Stated problem: Pictures in the records should not be copied, but every other part must be repeated exactly.

Data supplied:
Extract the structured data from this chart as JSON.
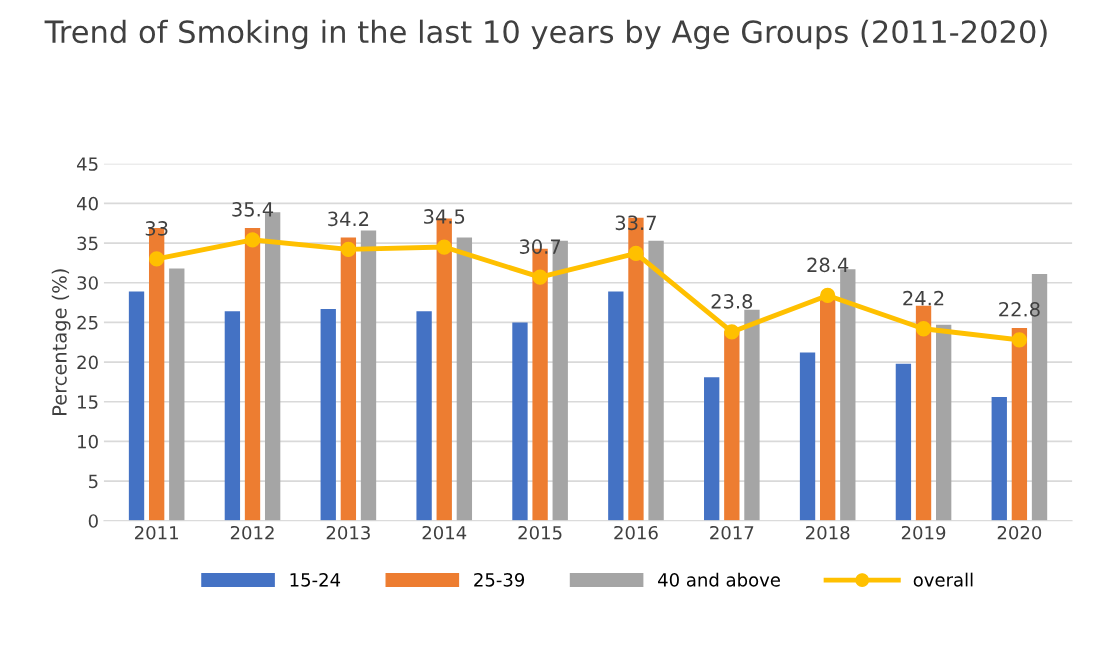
{
  "chart_data": {
    "type": "bar",
    "title": "Trend of Smoking in the last 10 years by Age Groups (2011-2020)",
    "ylabel": "Percentage (%)",
    "categories": [
      "2011",
      "2012",
      "2013",
      "2014",
      "2015",
      "2016",
      "2017",
      "2018",
      "2019",
      "2020"
    ],
    "series": [
      {
        "name": "15-24",
        "color": "#4472c4",
        "values": [
          28.9,
          26.4,
          26.7,
          26.4,
          25.0,
          28.9,
          18.1,
          21.2,
          19.8,
          15.6
        ]
      },
      {
        "name": "25-39",
        "color": "#ed7d31",
        "values": [
          36.9,
          36.9,
          35.7,
          38.1,
          34.3,
          38.2,
          23.9,
          28.0,
          27.1,
          24.3
        ]
      },
      {
        "name": "40 and above",
        "color": "#a5a5a5",
        "values": [
          31.8,
          38.9,
          36.6,
          35.7,
          35.3,
          35.3,
          26.6,
          31.7,
          24.7,
          31.1
        ]
      },
      {
        "name": "overall",
        "type": "line",
        "color": "#ffc000",
        "marker": "circle",
        "values": [
          33,
          35.4,
          34.2,
          34.5,
          30.7,
          33.7,
          23.8,
          28.4,
          24.2,
          22.8
        ],
        "value_labels": [
          "33",
          "35.4",
          "34.2",
          "34.5",
          "30.7",
          "33.7",
          "23.8",
          "28.4",
          "24.2",
          "22.8"
        ]
      }
    ],
    "ylim": [
      0,
      45
    ],
    "yticks": [
      0,
      5,
      10,
      15,
      20,
      25,
      30,
      35,
      40,
      45
    ],
    "grid": "y",
    "legend": "bottom"
  }
}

Answer:
Extract the structured data from this chart as JSON.
{
  "chart_data": {
    "type": "bar",
    "title": "Trend of Smoking in the last 10 years by Age Groups (2011-2020)",
    "ylabel": "Percentage (%)",
    "categories": [
      "2011",
      "2012",
      "2013",
      "2014",
      "2015",
      "2016",
      "2017",
      "2018",
      "2019",
      "2020"
    ],
    "series": [
      {
        "name": "15-24",
        "color": "#4472c4",
        "values": [
          28.9,
          26.4,
          26.7,
          26.4,
          25.0,
          28.9,
          18.1,
          21.2,
          19.8,
          15.6
        ]
      },
      {
        "name": "25-39",
        "color": "#ed7d31",
        "values": [
          36.9,
          36.9,
          35.7,
          38.1,
          34.3,
          38.2,
          23.9,
          28.0,
          27.1,
          24.3
        ]
      },
      {
        "name": "40 and above",
        "color": "#a5a5a5",
        "values": [
          31.8,
          38.9,
          36.6,
          35.7,
          35.3,
          35.3,
          26.6,
          31.7,
          24.7,
          31.1
        ]
      },
      {
        "name": "overall",
        "type": "line",
        "color": "#ffc000",
        "marker": "circle",
        "values": [
          33,
          35.4,
          34.2,
          34.5,
          30.7,
          33.7,
          23.8,
          28.4,
          24.2,
          22.8
        ],
        "value_labels": [
          "33",
          "35.4",
          "34.2",
          "34.5",
          "30.7",
          "33.7",
          "23.8",
          "28.4",
          "24.2",
          "22.8"
        ]
      }
    ],
    "ylim": [
      0,
      45
    ],
    "yticks": [
      0,
      5,
      10,
      15,
      20,
      25,
      30,
      35,
      40,
      45
    ],
    "grid": "y",
    "legend": "bottom"
  }
}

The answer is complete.